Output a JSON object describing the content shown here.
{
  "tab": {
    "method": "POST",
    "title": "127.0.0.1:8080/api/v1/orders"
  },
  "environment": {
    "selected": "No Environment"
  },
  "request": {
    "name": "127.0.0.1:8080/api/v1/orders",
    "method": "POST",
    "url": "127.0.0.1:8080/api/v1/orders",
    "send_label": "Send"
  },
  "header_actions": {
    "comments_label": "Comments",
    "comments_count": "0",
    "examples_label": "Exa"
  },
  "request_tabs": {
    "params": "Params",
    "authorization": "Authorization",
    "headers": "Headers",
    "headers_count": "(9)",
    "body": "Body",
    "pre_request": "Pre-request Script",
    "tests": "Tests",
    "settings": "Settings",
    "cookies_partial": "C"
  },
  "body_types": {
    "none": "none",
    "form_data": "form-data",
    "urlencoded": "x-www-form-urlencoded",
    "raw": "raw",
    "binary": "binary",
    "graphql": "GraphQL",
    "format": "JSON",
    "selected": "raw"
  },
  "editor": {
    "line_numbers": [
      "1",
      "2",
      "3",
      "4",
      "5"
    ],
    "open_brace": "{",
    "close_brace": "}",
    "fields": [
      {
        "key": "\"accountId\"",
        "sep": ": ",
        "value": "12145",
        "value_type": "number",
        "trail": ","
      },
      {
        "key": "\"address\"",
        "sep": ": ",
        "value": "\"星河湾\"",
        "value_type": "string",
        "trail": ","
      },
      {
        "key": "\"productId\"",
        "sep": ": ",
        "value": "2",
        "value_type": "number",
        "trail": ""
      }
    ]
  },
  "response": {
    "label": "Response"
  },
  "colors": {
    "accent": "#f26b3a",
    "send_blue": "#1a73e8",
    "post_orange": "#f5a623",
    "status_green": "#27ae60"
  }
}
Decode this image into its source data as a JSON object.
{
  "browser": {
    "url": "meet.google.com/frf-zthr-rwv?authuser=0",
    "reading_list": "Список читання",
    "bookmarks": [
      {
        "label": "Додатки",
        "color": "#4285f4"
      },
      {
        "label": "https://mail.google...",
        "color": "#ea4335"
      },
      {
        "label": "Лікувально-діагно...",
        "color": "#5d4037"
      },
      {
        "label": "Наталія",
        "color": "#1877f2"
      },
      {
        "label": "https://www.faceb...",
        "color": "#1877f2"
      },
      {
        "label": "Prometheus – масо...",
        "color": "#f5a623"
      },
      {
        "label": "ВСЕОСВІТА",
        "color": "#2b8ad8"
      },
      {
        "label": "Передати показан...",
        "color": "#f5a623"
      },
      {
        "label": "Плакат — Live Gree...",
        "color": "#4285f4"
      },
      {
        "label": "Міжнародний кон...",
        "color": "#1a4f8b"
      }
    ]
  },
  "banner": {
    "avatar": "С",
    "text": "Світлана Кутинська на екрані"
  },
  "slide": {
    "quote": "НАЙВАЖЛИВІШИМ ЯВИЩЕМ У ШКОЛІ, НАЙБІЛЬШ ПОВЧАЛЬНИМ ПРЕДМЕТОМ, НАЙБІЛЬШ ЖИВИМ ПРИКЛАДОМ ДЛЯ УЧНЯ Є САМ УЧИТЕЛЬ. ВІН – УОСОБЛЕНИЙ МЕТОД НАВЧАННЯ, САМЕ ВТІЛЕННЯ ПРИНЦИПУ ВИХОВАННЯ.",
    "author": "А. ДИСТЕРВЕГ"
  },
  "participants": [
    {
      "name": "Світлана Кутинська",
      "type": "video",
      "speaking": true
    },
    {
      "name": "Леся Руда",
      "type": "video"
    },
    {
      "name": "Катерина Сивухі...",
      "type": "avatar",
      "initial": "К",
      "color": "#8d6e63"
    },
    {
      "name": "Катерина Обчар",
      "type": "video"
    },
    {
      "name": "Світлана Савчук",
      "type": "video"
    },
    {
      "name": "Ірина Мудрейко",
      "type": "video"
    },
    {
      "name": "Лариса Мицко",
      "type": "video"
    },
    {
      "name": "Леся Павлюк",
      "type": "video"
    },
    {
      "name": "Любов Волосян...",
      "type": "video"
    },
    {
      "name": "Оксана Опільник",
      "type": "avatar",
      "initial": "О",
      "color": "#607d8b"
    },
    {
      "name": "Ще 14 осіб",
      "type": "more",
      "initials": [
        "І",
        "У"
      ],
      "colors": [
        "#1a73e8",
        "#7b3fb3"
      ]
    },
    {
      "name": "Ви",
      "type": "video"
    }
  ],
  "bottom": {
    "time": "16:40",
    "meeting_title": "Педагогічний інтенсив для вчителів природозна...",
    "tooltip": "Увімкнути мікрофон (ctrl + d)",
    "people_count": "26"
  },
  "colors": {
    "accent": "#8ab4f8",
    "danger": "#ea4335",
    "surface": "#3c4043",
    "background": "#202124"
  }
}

**To be done**: Where a line above includes "data", copy that line.

**Written answer**:
    "form_data": "form-data",
Decode this image into its source data as a JSON object.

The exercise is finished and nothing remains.